◆ Task to carry out
Update the records by replacing "pmt-icon" with "photomultiplier-icon", keep everything else unchanged, and leave the pictures out of your answer.

◆ Dataset extract
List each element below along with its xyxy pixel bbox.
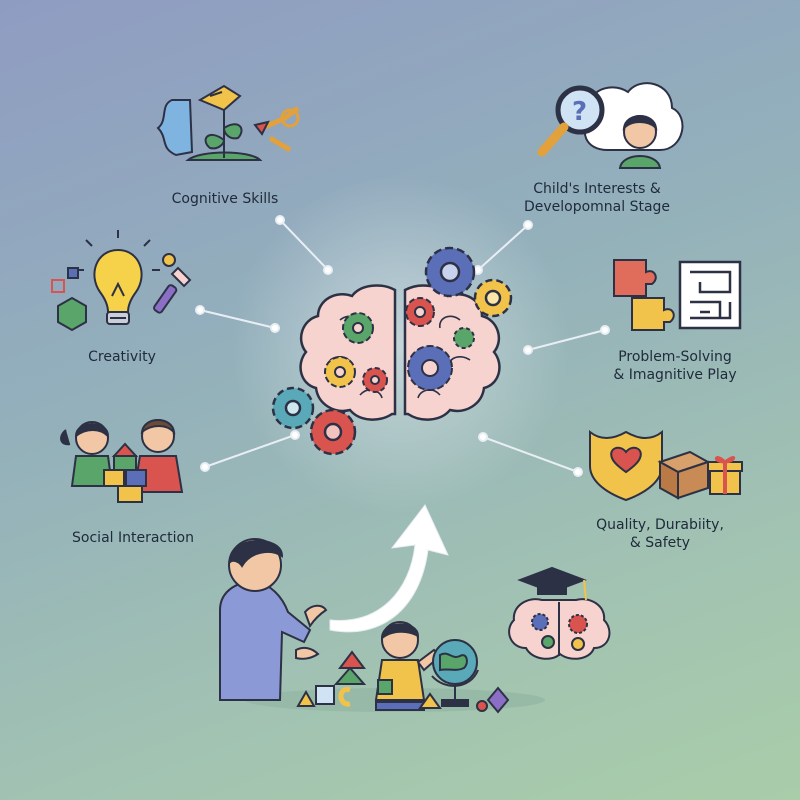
- center-glow: [230, 175, 570, 515]
- globe-icon: [431, 639, 479, 707]
- label-quality: Quality, Durabiity, & Safety: [596, 517, 724, 551]
- connector-cognitive: [279, 219, 329, 271]
- curved-arrow-icon: [329, 504, 449, 633]
- label-interests: Child's Interests & Developomnal Stage: [523, 181, 671, 215]
- graduation-brain-icon: [508, 566, 611, 660]
- connector-problem-solving: [527, 329, 606, 351]
- connector-social: [204, 434, 296, 468]
- children-playing-icon: [60, 419, 184, 503]
- gift-box-icon: [707, 456, 743, 495]
- paintbrush-icon: [153, 253, 192, 314]
- label-creativity: Creativity: [88, 349, 156, 365]
- label-problem-solving: Problem-Solving & Imagnitive Play: [613, 349, 737, 383]
- maze-icon: [678, 260, 742, 330]
- shield-heart-icon: [589, 429, 663, 502]
- puzzle-pieces-icon: [613, 259, 675, 331]
- connector-creativity: [199, 309, 276, 329]
- connector-quality: [482, 436, 579, 473]
- shapes-icon: [51, 267, 87, 332]
- outer-gears: [271, 246, 513, 456]
- connectors: [195, 215, 610, 477]
- label-cognitive-skills: Cognitive Skills: [171, 191, 279, 207]
- toy-shapes-icon: [296, 650, 442, 709]
- small-toy-icon: [476, 686, 510, 714]
- svg-text:?: ?: [572, 97, 587, 127]
- lightbulb-icon: [76, 230, 160, 325]
- connector-interests: [477, 224, 529, 271]
- parent-figure-icon: [219, 538, 328, 701]
- label-social-interaction: Social Interaction: [72, 530, 194, 546]
- plant-growth-icon: [156, 84, 300, 161]
- brain-gears: [324, 297, 475, 393]
- wooden-block-icon: [657, 450, 711, 500]
- magnifier-question-icon: ?: [537, 82, 684, 169]
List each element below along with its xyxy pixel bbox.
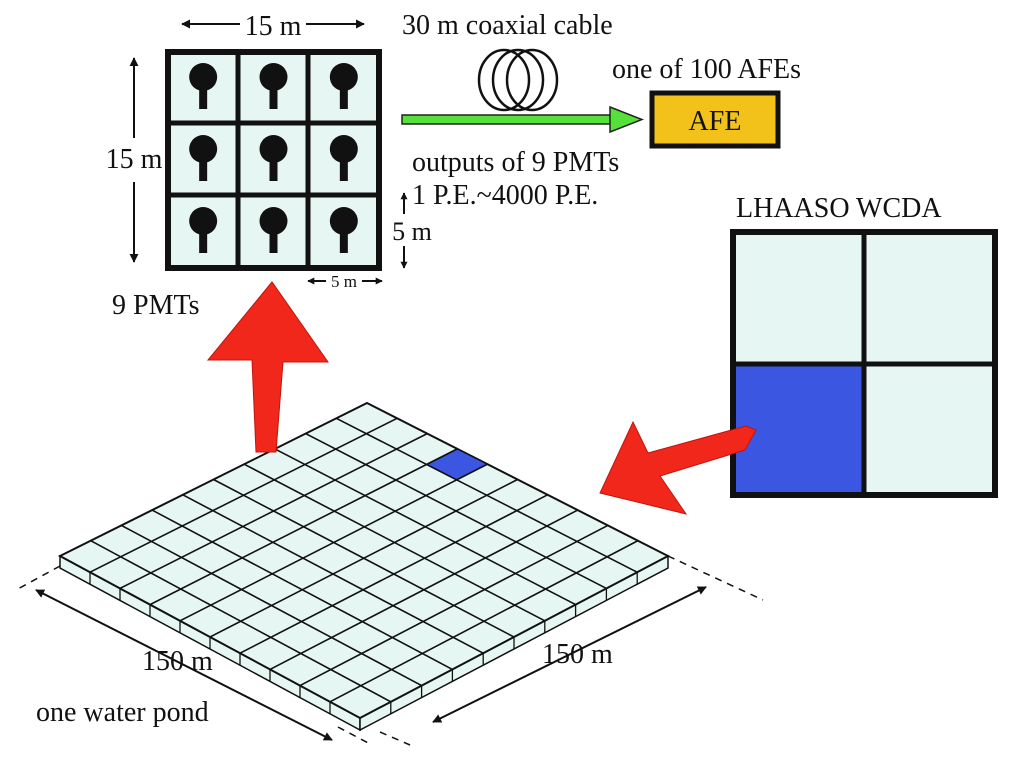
pond-label: one water pond	[36, 697, 209, 728]
pmt-icon	[259, 135, 288, 181]
pmt-icon	[189, 63, 218, 109]
cell-height-label: 15 m	[106, 144, 163, 175]
afe-label: AFE	[689, 106, 742, 137]
pond-width-dimension-right	[432, 586, 707, 723]
pmt-icon	[189, 207, 218, 253]
pmts-label: 9 PMTs	[112, 290, 200, 321]
pond-width-dimension-left	[35, 589, 333, 741]
pmt-icon	[189, 135, 218, 181]
wcda-label: LHAASO WCDA	[736, 193, 942, 224]
pmt-group	[189, 63, 358, 253]
wcda-grid	[730, 229, 998, 498]
pond-grid-line	[274, 448, 576, 606]
pond-width-label-right: 150 m	[542, 639, 613, 670]
pond-width-label-left: 150 m	[142, 646, 213, 677]
zoom-arrow-left	[599, 420, 757, 515]
pmt-cell	[165, 49, 382, 271]
pmt-icon	[259, 207, 288, 253]
pond-dimension-guides	[15, 555, 764, 746]
sub-height-label: 5 m	[392, 217, 432, 246]
cable-arrow	[401, 105, 645, 134]
wcda-quadrant	[864, 232, 995, 364]
afe-box	[649, 90, 781, 149]
pond-grid-line	[305, 432, 607, 590]
pmt-icon	[329, 63, 358, 109]
water-pond	[57, 401, 671, 732]
cable-label: 30 m coaxial cable	[402, 10, 613, 41]
sub-width-label: 5 m	[331, 272, 357, 291]
outputs-label: outputs of 9 PMTs	[412, 147, 619, 178]
zoom-arrow-up	[206, 281, 329, 453]
wcda-quadrant	[864, 364, 995, 495]
wcda-quadrant	[733, 232, 864, 364]
cell-width-label: 15 m	[245, 11, 302, 42]
pmt-icon	[329, 207, 358, 253]
afe-count-label: one of 100 AFEs	[612, 54, 801, 85]
pond-grid-line	[335, 417, 638, 573]
pmt-icon	[259, 63, 288, 109]
pe-range-label: 1 P.E.~4000 P.E.	[412, 180, 598, 211]
pmt-icon	[329, 135, 358, 181]
coaxial-cable-icon	[477, 48, 559, 112]
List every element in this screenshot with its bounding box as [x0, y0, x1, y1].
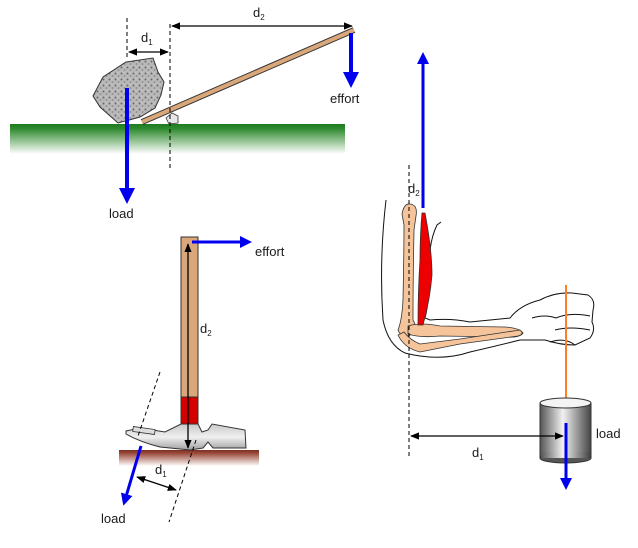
forearm-lever: d2 load d1 — [381, 52, 621, 490]
nail-head — [132, 426, 156, 435]
d1-label: d1 — [141, 30, 153, 47]
soil-ground — [119, 450, 259, 466]
hammer-d1-label: d1 — [155, 462, 167, 479]
forearm-load-label: load — [596, 426, 621, 441]
hammer-d2-label: d2 — [200, 321, 212, 338]
claw-hammer-lever: d2 d1 effort load — [101, 236, 285, 526]
d2-label: d2 — [253, 5, 265, 22]
hand-fingers — [531, 313, 591, 346]
biceps-muscle — [417, 212, 433, 326]
forearm-d2-label: d2 — [408, 181, 420, 198]
arm-outline — [381, 199, 595, 358]
effort-label: effort — [330, 91, 360, 106]
hammer-fulcrum-line-dashed — [168, 439, 197, 523]
hammer-load-label: load — [101, 511, 126, 526]
hammer-load-line-dashed — [137, 371, 161, 437]
grass-ground — [10, 124, 345, 154]
forearm-d1-label: d1 — [472, 445, 484, 462]
fulcrum-pebble — [165, 112, 179, 125]
hammer-load-arrow — [120, 445, 143, 506]
load-label: load — [109, 206, 134, 221]
hammer-d1-arrow — [136, 476, 177, 491]
hammer-handle — [180, 236, 199, 398]
hammer-effort-label: effort — [255, 244, 285, 259]
crowbar-lever: d1 d2 effort load — [10, 5, 360, 221]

◆ Response to this exercise
List each element below along with its xyxy pixel bbox.
- center-glow: [230, 175, 570, 515]
- globe-icon: [431, 639, 479, 707]
- label-quality: Quality, Durabiity, & Safety: [596, 517, 724, 551]
- connector-cognitive: [279, 219, 329, 271]
- curved-arrow-icon: [329, 504, 449, 633]
- label-interests: Child's Interests & Developomnal Stage: [523, 181, 671, 215]
- graduation-brain-icon: [508, 566, 611, 660]
- connector-problem-solving: [527, 329, 606, 351]
- connector-social: [204, 434, 296, 468]
- children-playing-icon: [60, 419, 184, 503]
- gift-box-icon: [707, 456, 743, 495]
- paintbrush-icon: [153, 253, 192, 314]
- label-creativity: Creativity: [88, 349, 156, 365]
- label-problem-solving: Problem-Solving & Imagnitive Play: [613, 349, 737, 383]
- maze-icon: [678, 260, 742, 330]
- shield-heart-icon: [589, 429, 663, 502]
- puzzle-pieces-icon: [613, 259, 675, 331]
- connector-creativity: [199, 309, 276, 329]
- connector-quality: [482, 436, 579, 473]
- shapes-icon: [51, 267, 87, 332]
- outer-gears: [271, 246, 513, 456]
- connectors: [195, 215, 610, 477]
- label-cognitive-skills: Cognitive Skills: [171, 191, 279, 207]
- toy-shapes-icon: [296, 650, 442, 709]
- small-toy-icon: [476, 686, 510, 714]
- svg-text:?: ?: [572, 97, 587, 127]
- lightbulb-icon: [76, 230, 160, 325]
- connector-interests: [477, 224, 529, 271]
- parent-figure-icon: [219, 538, 328, 701]
- label-social-interaction: Social Interaction: [72, 530, 194, 546]
- plant-growth-icon: [156, 84, 300, 161]
- brain-gears: [324, 297, 475, 393]
- wooden-block-icon: [657, 450, 711, 500]
- magnifier-question-icon: ?: [537, 82, 684, 169]
List each element below along with its xyxy pixel bbox.
pond-label: one water pond	[36, 697, 209, 728]
photomultiplier-icon	[259, 135, 288, 181]
photomultiplier-icon	[189, 63, 218, 109]
cell-height-label: 15 m	[106, 144, 163, 175]
afe-label: AFE	[689, 106, 742, 137]
pond-width-dimension-right	[432, 586, 707, 723]
photomultiplier-icon	[189, 207, 218, 253]
pmts-label: 9 PMTs	[112, 290, 200, 321]
pond-width-dimension-left	[35, 589, 333, 741]
photomultiplier-icon	[189, 135, 218, 181]
wcda-label: LHAASO WCDA	[736, 193, 942, 224]
pmt-group	[189, 63, 358, 253]
wcda-grid	[730, 229, 998, 498]
pond-grid-line	[274, 448, 576, 606]
pond-width-label-right: 150 m	[542, 639, 613, 670]
pond-width-label-left: 150 m	[142, 646, 213, 677]
zoom-arrow-left	[599, 420, 757, 515]
pmt-cell	[165, 49, 382, 271]
photomultiplier-icon	[259, 207, 288, 253]
pond-dimension-guides	[15, 555, 764, 746]
sub-height-label: 5 m	[392, 217, 432, 246]
cable-arrow	[401, 105, 645, 134]
wcda-quadrant	[864, 232, 995, 364]
afe-box	[649, 90, 781, 149]
pond-grid-line	[305, 432, 607, 590]
photomultiplier-icon	[329, 63, 358, 109]
water-pond	[57, 401, 671, 732]
cable-label: 30 m coaxial cable	[402, 10, 613, 41]
sub-width-label: 5 m	[331, 272, 357, 291]
outputs-label: outputs of 9 PMTs	[412, 147, 619, 178]
zoom-arrow-up	[206, 281, 329, 453]
wcda-quadrant	[864, 364, 995, 495]
wcda-quadrant	[733, 232, 864, 364]
cell-width-label: 15 m	[245, 11, 302, 42]
photomultiplier-icon	[329, 207, 358, 253]
afe-count-label: one of 100 AFEs	[612, 54, 801, 85]
pond-grid-line	[335, 417, 638, 573]
photomultiplier-icon	[259, 63, 288, 109]
pe-range-label: 1 P.E.~4000 P.E.	[412, 180, 598, 211]
photomultiplier-icon	[329, 135, 358, 181]
coaxial-cable-icon	[477, 48, 559, 112]
List every element in this screenshot with its bounding box as [x0, y0, x1, y1].
forearm-lever: d2 load d1 — [381, 52, 621, 490]
nail-head — [132, 426, 156, 435]
d1-label: d1 — [141, 30, 153, 47]
soil-ground — [119, 450, 259, 466]
hammer-d1-label: d1 — [155, 462, 167, 479]
forearm-load-label: load — [596, 426, 621, 441]
hammer-d2-label: d2 — [200, 321, 212, 338]
claw-hammer-lever: d2 d1 effort load — [101, 236, 285, 526]
d2-label: d2 — [253, 5, 265, 22]
hand-fingers — [531, 313, 591, 346]
biceps-muscle — [417, 212, 433, 326]
forearm-d2-label: d2 — [408, 181, 420, 198]
arm-outline — [381, 199, 595, 358]
effort-label: effort — [330, 91, 360, 106]
hammer-fulcrum-line-dashed — [168, 439, 197, 523]
hammer-load-label: load — [101, 511, 126, 526]
hammer-load-line-dashed — [137, 371, 161, 437]
grass-ground — [10, 124, 345, 154]
forearm-d1-label: d1 — [472, 445, 484, 462]
fulcrum-pebble — [165, 112, 179, 125]
hammer-load-arrow — [120, 445, 143, 506]
load-label: load — [109, 206, 134, 221]
hammer-d1-arrow — [136, 476, 177, 491]
hammer-handle — [180, 236, 199, 398]
hammer-effort-label: effort — [255, 244, 285, 259]
crowbar-lever: d1 d2 effort load — [10, 5, 360, 221]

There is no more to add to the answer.